# What you are asked to do:
Below are the records; copy each line in them that holds the word "fill".

>> START

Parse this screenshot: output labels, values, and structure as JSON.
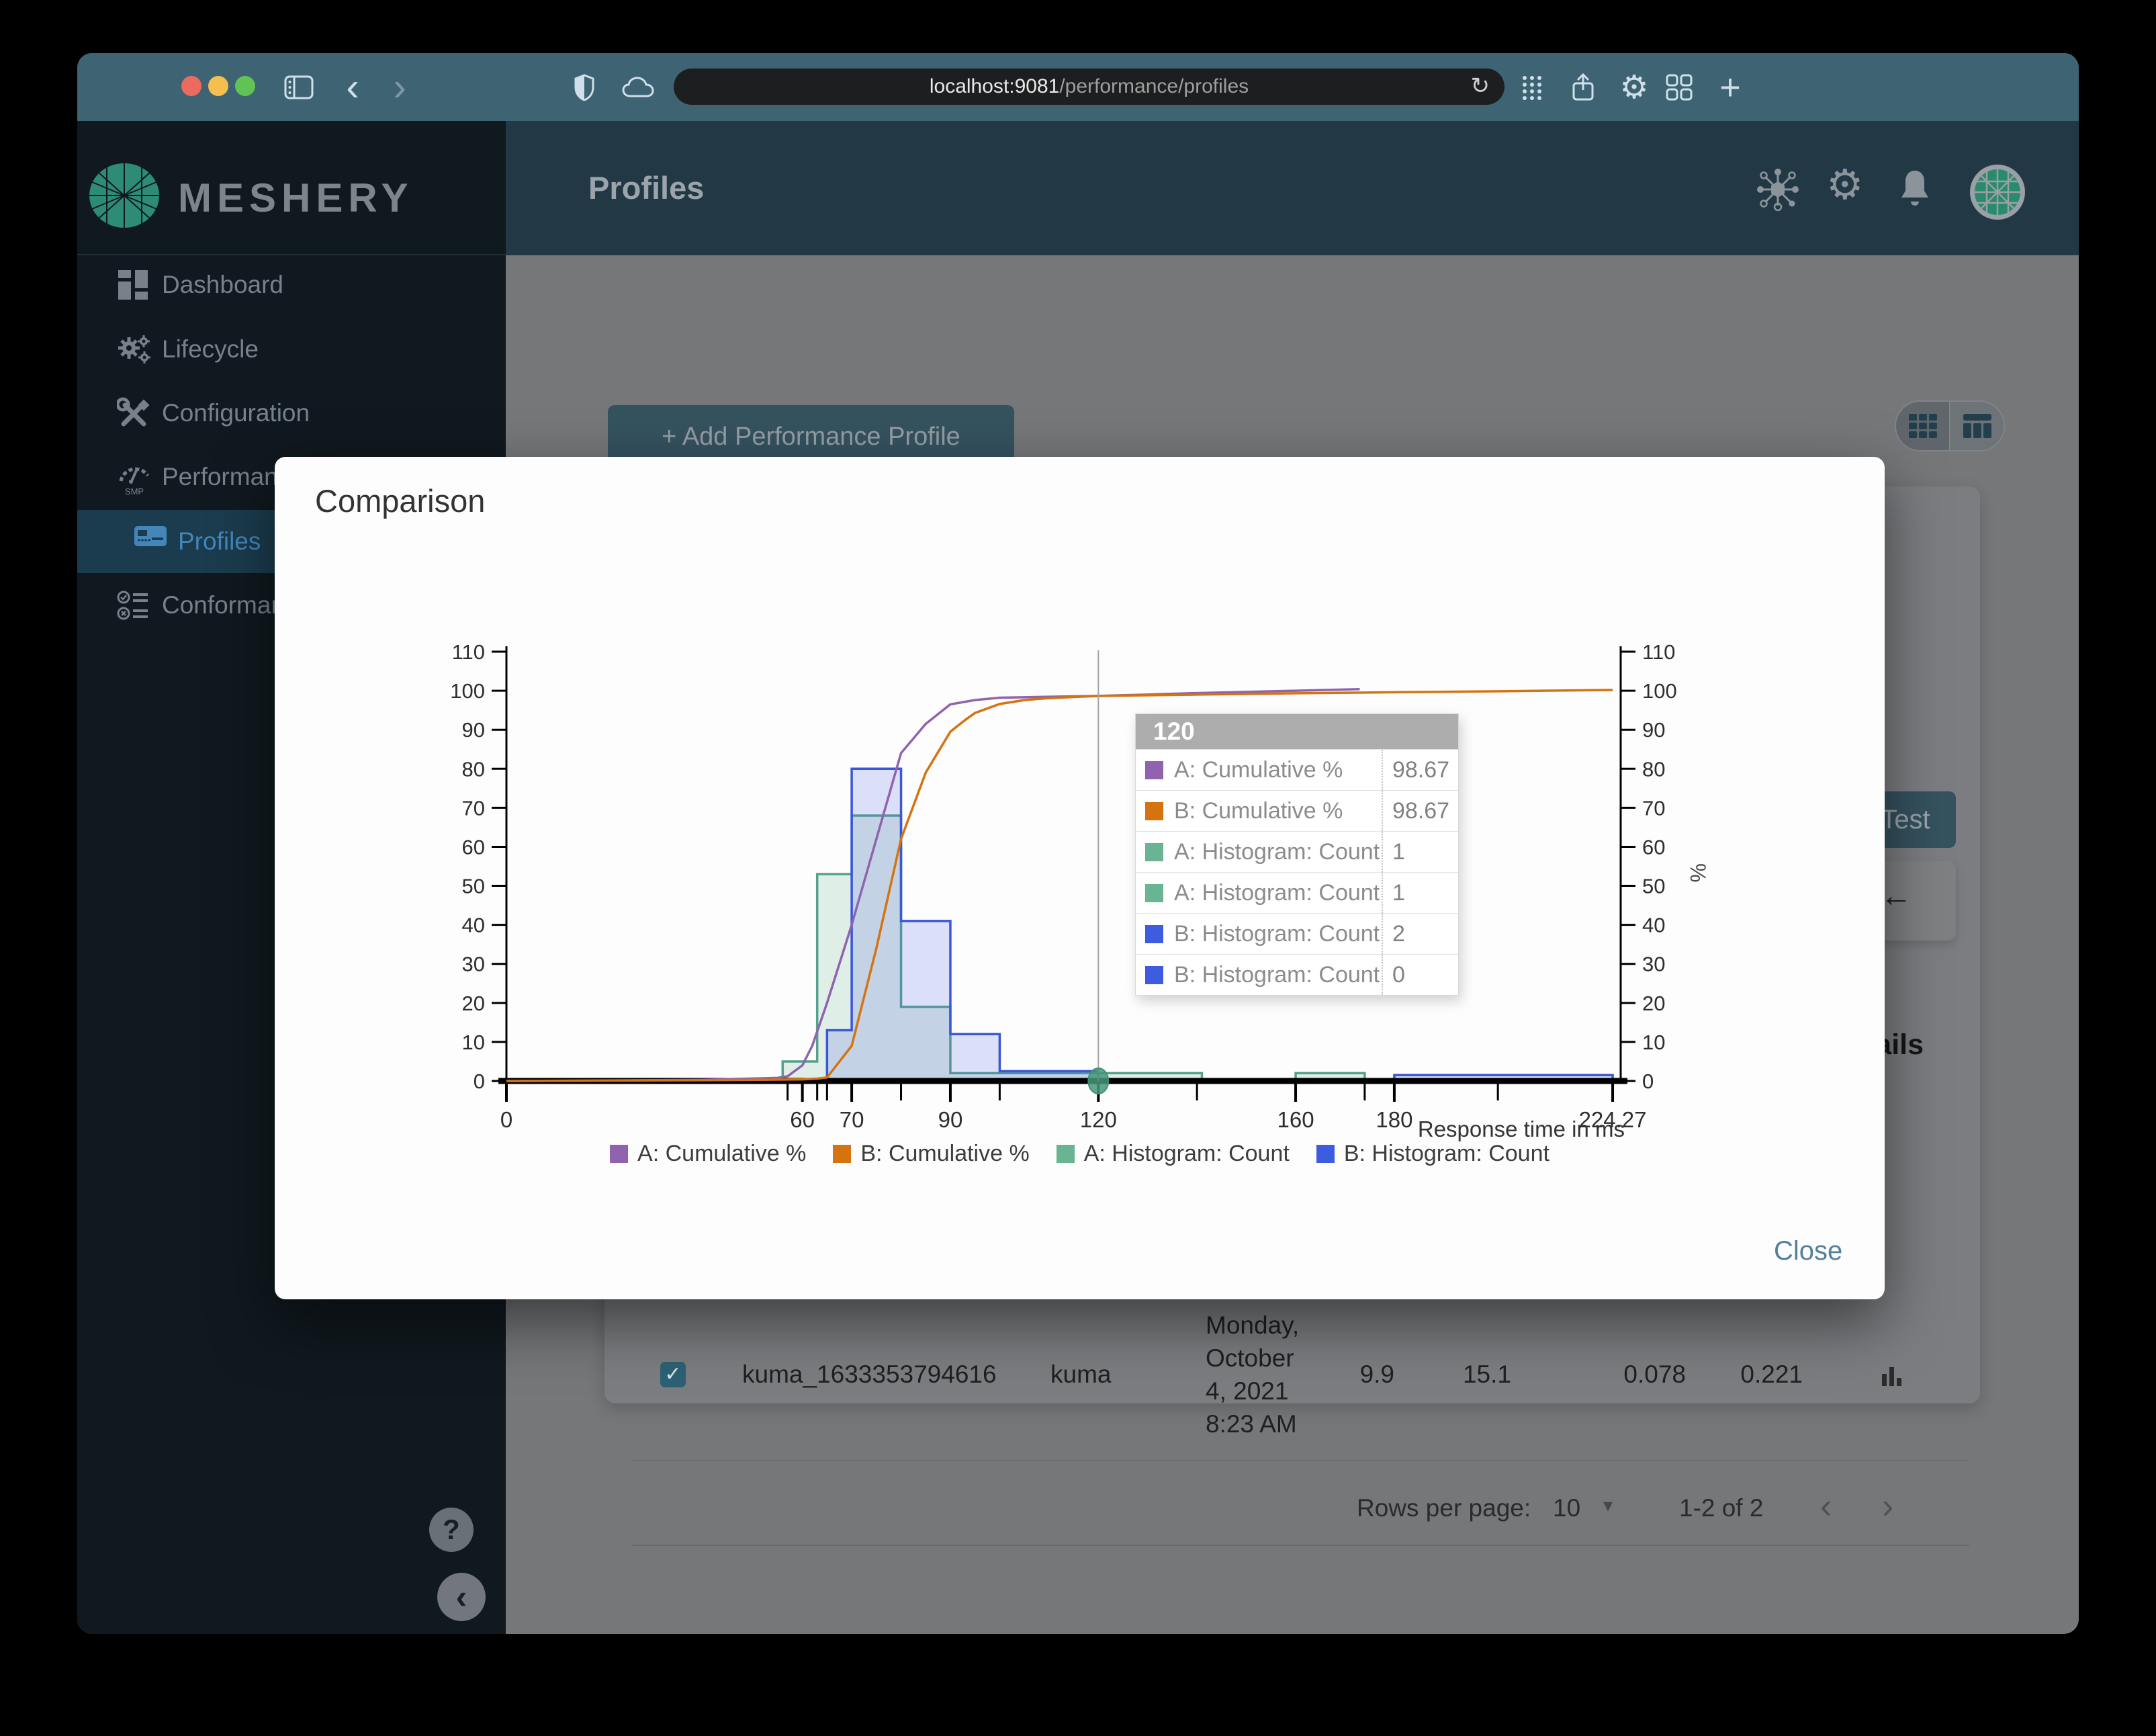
{
  "browser": {
    "url": {
      "host": "localhost:9081",
      "path": "/performance/profiles"
    },
    "reload_glyph": "↻",
    "back_glyph": "‹",
    "forward_glyph": "›",
    "plus_glyph": "+"
  },
  "sidebar": {
    "brand": "MESHERY",
    "items": [
      {
        "label": "Dashboard",
        "icon": "dashboard-icon",
        "selected": false,
        "sub": false
      },
      {
        "label": "Lifecycle",
        "icon": "lifecycle-icon",
        "selected": false,
        "sub": false
      },
      {
        "label": "Configuration",
        "icon": "configuration-icon",
        "selected": false,
        "sub": false
      },
      {
        "label": "Performance",
        "icon": "performance-icon",
        "selected": false,
        "sub": false
      },
      {
        "label": "Profiles",
        "icon": "profiles-icon",
        "selected": true,
        "sub": true
      },
      {
        "label": "Conformance",
        "icon": "conformance-icon",
        "selected": false,
        "sub": false
      }
    ],
    "performance_icon_text": "SMP",
    "help_glyph": "?",
    "collapse_glyph": "‹"
  },
  "header": {
    "title": "Profiles"
  },
  "content": {
    "add_profile_button": "+ Add Performance Profile",
    "profile_card": {
      "test_button": "Test",
      "details_heading": "Details",
      "back_arrow": "←"
    },
    "results_table": {
      "row": {
        "name": "kuma_1633353794616",
        "mesh": "kuma",
        "date_lines": [
          "Monday,",
          "October",
          "4, 2021",
          "8:23 AM"
        ],
        "qps": "9.9",
        "duration": "15.1",
        "p50": "0.078",
        "p99": "0.221",
        "checkbox_checked": true,
        "check_glyph": "✓"
      }
    },
    "pagination": {
      "label": "Rows per page:",
      "value": "10",
      "caret": "▾",
      "range": "1-2 of 2",
      "prev": "‹",
      "next": "›"
    }
  },
  "modal": {
    "title": "Comparison",
    "close": "Close"
  },
  "colors": {
    "checkbox_teal": "#2c6173",
    "close_link": "#54809b",
    "selected_nav": "#4286ba",
    "traffic_red": "#ec6a5e",
    "traffic_yellow": "#f5bf4f",
    "traffic_green": "#61c354",
    "meshery_green": "#2e8b74"
  },
  "chart_data": {
    "type": "line+histogram",
    "xlabel": "Response time in ms",
    "ylabel_right": "%",
    "ylim": [
      0,
      110
    ],
    "ytick_step": 10,
    "xlim": [
      0,
      226
    ],
    "x_major_ticks": [
      {
        "v": 0,
        "label": "0"
      },
      {
        "v": 60,
        "label": "60"
      },
      {
        "v": 70,
        "label": "70"
      },
      {
        "v": 90,
        "label": "90"
      },
      {
        "v": 120,
        "label": "120"
      },
      {
        "v": 160,
        "label": "160"
      },
      {
        "v": 180,
        "label": "180"
      },
      {
        "v": 224.27,
        "label": "224.27"
      }
    ],
    "x_minor_ticks": [
      57,
      63,
      65,
      80,
      100,
      140,
      174,
      201
    ],
    "series": [
      {
        "name": "A: Cumulative %",
        "type": "line",
        "color": "#8f63ad",
        "points": [
          [
            0,
            0
          ],
          [
            40,
            0.3
          ],
          [
            55,
            0.8
          ],
          [
            57,
            1.2
          ],
          [
            60,
            4
          ],
          [
            62,
            9
          ],
          [
            65,
            20
          ],
          [
            70,
            40
          ],
          [
            75,
            62
          ],
          [
            80,
            84
          ],
          [
            85,
            91.5
          ],
          [
            90,
            96.5
          ],
          [
            95,
            97.6
          ],
          [
            100,
            98.2
          ],
          [
            110,
            98.45
          ],
          [
            120,
            98.67
          ],
          [
            130,
            99
          ],
          [
            140,
            99.4
          ],
          [
            150,
            99.7
          ],
          [
            160,
            100
          ],
          [
            173,
            100.4
          ]
        ]
      },
      {
        "name": "B: Cumulative %",
        "type": "line",
        "color": "#d4730f",
        "points": [
          [
            0,
            0
          ],
          [
            40,
            0.2
          ],
          [
            60,
            0.4
          ],
          [
            63,
            0.6
          ],
          [
            65,
            0.9
          ],
          [
            70,
            9
          ],
          [
            75,
            34
          ],
          [
            80,
            62
          ],
          [
            85,
            79
          ],
          [
            90,
            89.5
          ],
          [
            93,
            92.5
          ],
          [
            95,
            94.3
          ],
          [
            100,
            96.6
          ],
          [
            105,
            97.6
          ],
          [
            110,
            98.1
          ],
          [
            120,
            98.67
          ],
          [
            140,
            99
          ],
          [
            160,
            99.35
          ],
          [
            180,
            99.6
          ],
          [
            200,
            99.85
          ],
          [
            224.27,
            100.2
          ]
        ]
      },
      {
        "name": "A: Histogram: Count",
        "type": "histogram",
        "color": "#68b493",
        "stroke": "#55a08c",
        "fill": "rgba(105,180,147,0.20)",
        "bins": [
          [
            56,
            63,
            5
          ],
          [
            63,
            70,
            53
          ],
          [
            70,
            80,
            68
          ],
          [
            80,
            90,
            19
          ],
          [
            90,
            141,
            2
          ],
          [
            160,
            174,
            2
          ]
        ]
      },
      {
        "name": "B: Histogram: Count",
        "type": "histogram",
        "color": "#3e5cdf",
        "stroke": "#3a57d7",
        "fill": "rgba(85,105,225,0.20)",
        "bins": [
          [
            65,
            70,
            13
          ],
          [
            70,
            80,
            80
          ],
          [
            80,
            90,
            41
          ],
          [
            90,
            100,
            12
          ],
          [
            100,
            120,
            2.5
          ],
          [
            180,
            224.27,
            1.5
          ]
        ]
      }
    ],
    "legend": [
      {
        "label": "A: Cumulative %",
        "color": "#8f63ad"
      },
      {
        "label": "B: Cumulative %",
        "color": "#d4730f"
      },
      {
        "label": "A: Histogram: Count",
        "color": "#68b493"
      },
      {
        "label": "B: Histogram: Count",
        "color": "#3e5cdf"
      }
    ],
    "hover": {
      "x": 120,
      "title": "120",
      "rows": [
        {
          "color": "#8f63ad",
          "label": "A: Cumulative %",
          "value": "98.67"
        },
        {
          "color": "#d4730f",
          "label": "B: Cumulative %",
          "value": "98.67"
        },
        {
          "color": "#68b493",
          "label": "A: Histogram: Count",
          "value": "1"
        },
        {
          "color": "#68b493",
          "label": "A: Histogram: Count",
          "value": "1"
        },
        {
          "color": "#3e5cdf",
          "label": "B: Histogram: Count",
          "value": "2"
        },
        {
          "color": "#3e5cdf",
          "label": "B: Histogram: Count",
          "value": "0"
        }
      ]
    }
  }
}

>> END

# Completed exercise:
        "fill": "rgba(105,180,147,0.20)",
        "fill": "rgba(85,105,225,0.20)",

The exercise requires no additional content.